Written problem: Nothing in the records may be left out or altered; reproduce them all exactly.

==================================================

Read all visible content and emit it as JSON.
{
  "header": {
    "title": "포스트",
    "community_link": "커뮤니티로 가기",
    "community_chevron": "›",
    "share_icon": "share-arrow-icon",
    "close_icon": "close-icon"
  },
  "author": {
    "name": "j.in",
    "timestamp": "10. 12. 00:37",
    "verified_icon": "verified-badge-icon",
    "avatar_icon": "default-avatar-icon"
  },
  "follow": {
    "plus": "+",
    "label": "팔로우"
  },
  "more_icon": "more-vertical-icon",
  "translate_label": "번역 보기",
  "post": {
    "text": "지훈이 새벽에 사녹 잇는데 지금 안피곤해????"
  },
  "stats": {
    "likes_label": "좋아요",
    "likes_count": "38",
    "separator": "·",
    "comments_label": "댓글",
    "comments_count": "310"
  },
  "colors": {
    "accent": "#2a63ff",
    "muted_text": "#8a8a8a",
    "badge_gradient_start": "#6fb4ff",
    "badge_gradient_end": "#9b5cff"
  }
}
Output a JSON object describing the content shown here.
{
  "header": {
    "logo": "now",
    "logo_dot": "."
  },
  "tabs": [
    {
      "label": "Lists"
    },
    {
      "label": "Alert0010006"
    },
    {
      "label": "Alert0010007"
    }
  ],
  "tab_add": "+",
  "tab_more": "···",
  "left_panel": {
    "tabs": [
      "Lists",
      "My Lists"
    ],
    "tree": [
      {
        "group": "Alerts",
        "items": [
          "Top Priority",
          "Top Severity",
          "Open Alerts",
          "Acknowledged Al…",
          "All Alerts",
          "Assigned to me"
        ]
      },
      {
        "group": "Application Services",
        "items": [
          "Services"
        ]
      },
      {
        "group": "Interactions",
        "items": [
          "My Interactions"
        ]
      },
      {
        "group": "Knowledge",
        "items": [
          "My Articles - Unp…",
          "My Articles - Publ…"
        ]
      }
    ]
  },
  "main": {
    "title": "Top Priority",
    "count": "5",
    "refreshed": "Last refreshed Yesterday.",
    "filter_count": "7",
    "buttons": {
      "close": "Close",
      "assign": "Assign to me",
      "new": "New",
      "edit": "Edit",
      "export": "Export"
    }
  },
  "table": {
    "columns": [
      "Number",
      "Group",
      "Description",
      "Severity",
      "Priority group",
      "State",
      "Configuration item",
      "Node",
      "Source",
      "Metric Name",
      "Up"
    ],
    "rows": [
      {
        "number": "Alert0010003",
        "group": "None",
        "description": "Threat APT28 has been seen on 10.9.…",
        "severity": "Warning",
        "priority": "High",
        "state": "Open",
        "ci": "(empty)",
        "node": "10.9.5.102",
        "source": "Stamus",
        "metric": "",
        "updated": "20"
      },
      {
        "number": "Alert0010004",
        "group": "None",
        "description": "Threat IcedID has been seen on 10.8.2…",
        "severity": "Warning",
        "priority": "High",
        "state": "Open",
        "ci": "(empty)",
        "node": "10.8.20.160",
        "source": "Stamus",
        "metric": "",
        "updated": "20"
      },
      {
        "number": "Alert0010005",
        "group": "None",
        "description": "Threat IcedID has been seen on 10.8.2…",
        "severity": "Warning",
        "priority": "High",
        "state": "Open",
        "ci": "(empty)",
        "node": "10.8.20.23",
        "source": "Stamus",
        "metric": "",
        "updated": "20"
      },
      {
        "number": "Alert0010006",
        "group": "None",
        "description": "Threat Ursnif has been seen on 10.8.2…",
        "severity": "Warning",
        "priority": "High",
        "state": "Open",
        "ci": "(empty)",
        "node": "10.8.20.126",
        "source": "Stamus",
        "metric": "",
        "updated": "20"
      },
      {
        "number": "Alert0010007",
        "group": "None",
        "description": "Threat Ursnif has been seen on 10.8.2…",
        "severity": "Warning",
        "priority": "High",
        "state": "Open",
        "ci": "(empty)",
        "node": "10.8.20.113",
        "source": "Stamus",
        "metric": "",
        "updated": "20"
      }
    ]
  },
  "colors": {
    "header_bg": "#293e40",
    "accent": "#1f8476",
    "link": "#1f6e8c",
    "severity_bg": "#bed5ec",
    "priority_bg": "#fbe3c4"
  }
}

==================================================

Correct answer:
Read all visible content and emit it as JSON.
{
  "header": {
    "title": "포스트",
    "community_link": "커뮤니티로 가기",
    "community_chevron": "›",
    "share_icon": "share-arrow-icon",
    "close_icon": "close-icon"
  },
  "author": {
    "name": "j.in",
    "timestamp": "10. 12. 00:37",
    "verified_icon": "verified-badge-icon",
    "avatar_icon": "default-avatar-icon"
  },
  "follow": {
    "plus": "+",
    "label": "팔로우"
  },
  "more_icon": "more-vertical-icon",
  "translate_label": "번역 보기",
  "post": {
    "text": "지훈이 새벽에 사녹 잇는데 지금 안피곤해????"
  },
  "stats": {
    "likes_label": "좋아요",
    "likes_count": "38",
    "separator": "·",
    "comments_label": "댓글",
    "comments_count": "310"
  },
  "colors": {
    "accent": "#2a63ff",
    "muted_text": "#8a8a8a",
    "badge_gradient_start": "#6fb4ff",
    "badge_gradient_end": "#9b5cff"
  }
}
Output a JSON object describing the content shown here.
{
  "header": {
    "logo": "now",
    "logo_dot": "."
  },
  "tabs": [
    {
      "label": "Lists"
    },
    {
      "label": "Alert0010006"
    },
    {
      "label": "Alert0010007"
    }
  ],
  "tab_add": "+",
  "tab_more": "···",
  "left_panel": {
    "tabs": [
      "Lists",
      "My Lists"
    ],
    "tree": [
      {
        "group": "Alerts",
        "items": [
          "Top Priority",
          "Top Severity",
          "Open Alerts",
          "Acknowledged Al…",
          "All Alerts",
          "Assigned to me"
        ]
      },
      {
        "group": "Application Services",
        "items": [
          "Services"
        ]
      },
      {
        "group": "Interactions",
        "items": [
          "My Interactions"
        ]
      },
      {
        "group": "Knowledge",
        "items": [
          "My Articles - Unp…",
          "My Articles - Publ…"
        ]
      }
    ]
  },
  "main": {
    "title": "Top Priority",
    "count": "5",
    "refreshed": "Last refreshed Yesterday.",
    "filter_count": "7",
    "buttons": {
      "close": "Close",
      "assign": "Assign to me",
      "new": "New",
      "edit": "Edit",
      "export": "Export"
    }
  },
  "table": {
    "columns": [
      "Number",
      "Group",
      "Description",
      "Severity",
      "Priority group",
      "State",
      "Configuration item",
      "Node",
      "Source",
      "Metric Name",
      "Up"
    ],
    "rows": [
      {
        "number": "Alert0010003",
        "group": "None",
        "description": "Threat APT28 has been seen on 10.9.…",
        "severity": "Warning",
        "priority": "High",
        "state": "Open",
        "ci": "(empty)",
        "node": "10.9.5.102",
        "source": "Stamus",
        "metric": "",
        "updated": "20"
      },
      {
        "number": "Alert0010004",
        "group": "None",
        "description": "Threat IcedID has been seen on 10.8.2…",
        "severity": "Warning",
        "priority": "High",
        "state": "Open",
        "ci": "(empty)",
        "node": "10.8.20.160",
        "source": "Stamus",
        "metric": "",
        "updated": "20"
      },
      {
        "number": "Alert0010005",
        "group": "None",
        "description": "Threat IcedID has been seen on 10.8.2…",
        "severity": "Warning",
        "priority": "High",
        "state": "Open",
        "ci": "(empty)",
        "node": "10.8.20.23",
        "source": "Stamus",
        "metric": "",
        "updated": "20"
      },
      {
        "number": "Alert0010006",
        "group": "None",
        "description": "Threat Ursnif has been seen on 10.8.2…",
        "severity": "Warning",
        "priority": "High",
        "state": "Open",
        "ci": "(empty)",
        "node": "10.8.20.126",
        "source": "Stamus",
        "metric": "",
        "updated": "20"
      },
      {
        "number": "Alert0010007",
        "group": "None",
        "description": "Threat Ursnif has been seen on 10.8.2…",
        "severity": "Warning",
        "priority": "High",
        "state": "Open",
        "ci": "(empty)",
        "node": "10.8.20.113",
        "source": "Stamus",
        "metric": "",
        "updated": "20"
      }
    ]
  },
  "colors": {
    "header_bg": "#293e40",
    "accent": "#1f8476",
    "link": "#1f6e8c",
    "severity_bg": "#bed5ec",
    "priority_bg": "#fbe3c4"
  }
}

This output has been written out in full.